Raw records
_ _ _ _ _

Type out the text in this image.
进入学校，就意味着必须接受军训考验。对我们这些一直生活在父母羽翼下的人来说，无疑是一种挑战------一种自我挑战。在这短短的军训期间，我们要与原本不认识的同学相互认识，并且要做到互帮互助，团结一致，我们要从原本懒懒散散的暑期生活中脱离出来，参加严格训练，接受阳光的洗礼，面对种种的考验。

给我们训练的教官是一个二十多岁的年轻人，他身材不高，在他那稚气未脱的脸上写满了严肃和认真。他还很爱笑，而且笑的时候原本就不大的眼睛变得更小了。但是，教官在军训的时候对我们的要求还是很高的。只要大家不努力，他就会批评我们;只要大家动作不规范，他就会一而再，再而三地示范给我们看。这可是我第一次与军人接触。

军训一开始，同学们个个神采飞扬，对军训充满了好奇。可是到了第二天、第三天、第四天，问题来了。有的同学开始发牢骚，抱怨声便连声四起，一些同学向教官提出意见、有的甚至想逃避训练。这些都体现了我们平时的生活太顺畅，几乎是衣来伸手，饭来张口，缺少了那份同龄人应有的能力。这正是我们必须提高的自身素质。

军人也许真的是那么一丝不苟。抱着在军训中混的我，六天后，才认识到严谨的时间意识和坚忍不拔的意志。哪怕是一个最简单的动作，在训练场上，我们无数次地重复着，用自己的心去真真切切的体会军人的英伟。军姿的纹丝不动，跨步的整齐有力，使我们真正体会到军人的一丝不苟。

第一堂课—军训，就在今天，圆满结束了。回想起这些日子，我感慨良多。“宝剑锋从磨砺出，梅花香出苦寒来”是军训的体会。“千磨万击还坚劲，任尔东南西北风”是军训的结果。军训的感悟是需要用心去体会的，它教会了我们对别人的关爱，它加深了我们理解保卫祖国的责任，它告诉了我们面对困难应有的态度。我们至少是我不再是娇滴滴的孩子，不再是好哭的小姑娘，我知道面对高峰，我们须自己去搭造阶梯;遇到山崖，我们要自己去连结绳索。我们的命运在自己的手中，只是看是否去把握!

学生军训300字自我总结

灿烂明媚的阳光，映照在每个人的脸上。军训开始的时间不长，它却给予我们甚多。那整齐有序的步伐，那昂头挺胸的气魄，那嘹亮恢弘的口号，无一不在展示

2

_ _ _ _ _

Reproduce the full listing above, character for character.

Type out the text in this image.
进入学校，就意味着必须接受军训考验。对我们这些一直生活在父母羽翼下的人来说，无疑是一种挑战------一种自我挑战。在这短短的军训期间，我们要与原本不认识的同学相互认识，并且要做到互帮互助，团结一致，我们要从原本懒懒散散的暑期生活中脱离出来，参加严格训练，接受阳光的洗礼，面对种种的考验。

给我们训练的教官是一个二十多岁的年轻人，他身材不高，在他那稚气未脱的脸上写满了严肃和认真。他还很爱笑，而且笑的时候原本就不大的眼睛变得更小了。但是，教官在军训的时候对我们的要求还是很高的。只要大家不努力，他就会批评我们;只要大家动作不规范，他就会一而再，再而三地示范给我们看。这可是我第一次与军人接触。

军训一开始，同学们个个神采飞扬，对军训充满了好奇。可是到了第二天、第三天、第四天，问题来了。有的同学开始发牢骚，抱怨声便连声四起，一些同学向教官提出意见、有的甚至想逃避训练。这些都体现了我们平时的生活太顺畅，几乎是衣来伸手，饭来张口，缺少了那份同龄人应有的能力。这正是我们必须提高的自身素质。

军人也许真的是那么一丝不苟。抱着在军训中混的我，六天后，才认识到严谨的时间意识和坚忍不拔的意志。哪怕是一个最简单的动作，在训练场上，我们无数次地重复着，用自己的心去真真切切的体会军人的英伟。军姿的纹丝不动，跨步的整齐有力，使我们真正体会到军人的一丝不苟。

第一堂课—军训，就在今天，圆满结束了。回想起这些日子，我感慨良多。“宝剑锋从磨砺出，梅花香出苦寒来”是军训的体会。“千磨万击还坚劲，任尔东南西北风”是军训的结果。军训的感悟是需要用心去体会的，它教会了我们对别人的关爱，它加深了我们理解保卫祖国的责任，它告诉了我们面对困难应有的态度。我们至少是我不再是娇滴滴的孩子，不再是好哭的小姑娘，我知道面对高峰，我们须自己去搭造阶梯;遇到山崖，我们要自己去连结绳索。我们的命运在自己的手中，只是看是否去把握!

学生军训300字自我总结

灿烂明媚的阳光，映照在每个人的脸上。军训开始的时间不长，它却给予我们甚多。那整齐有序的步伐，那昂头挺胸的气魄，那嘹亮恢弘的口号，无一不在展示

2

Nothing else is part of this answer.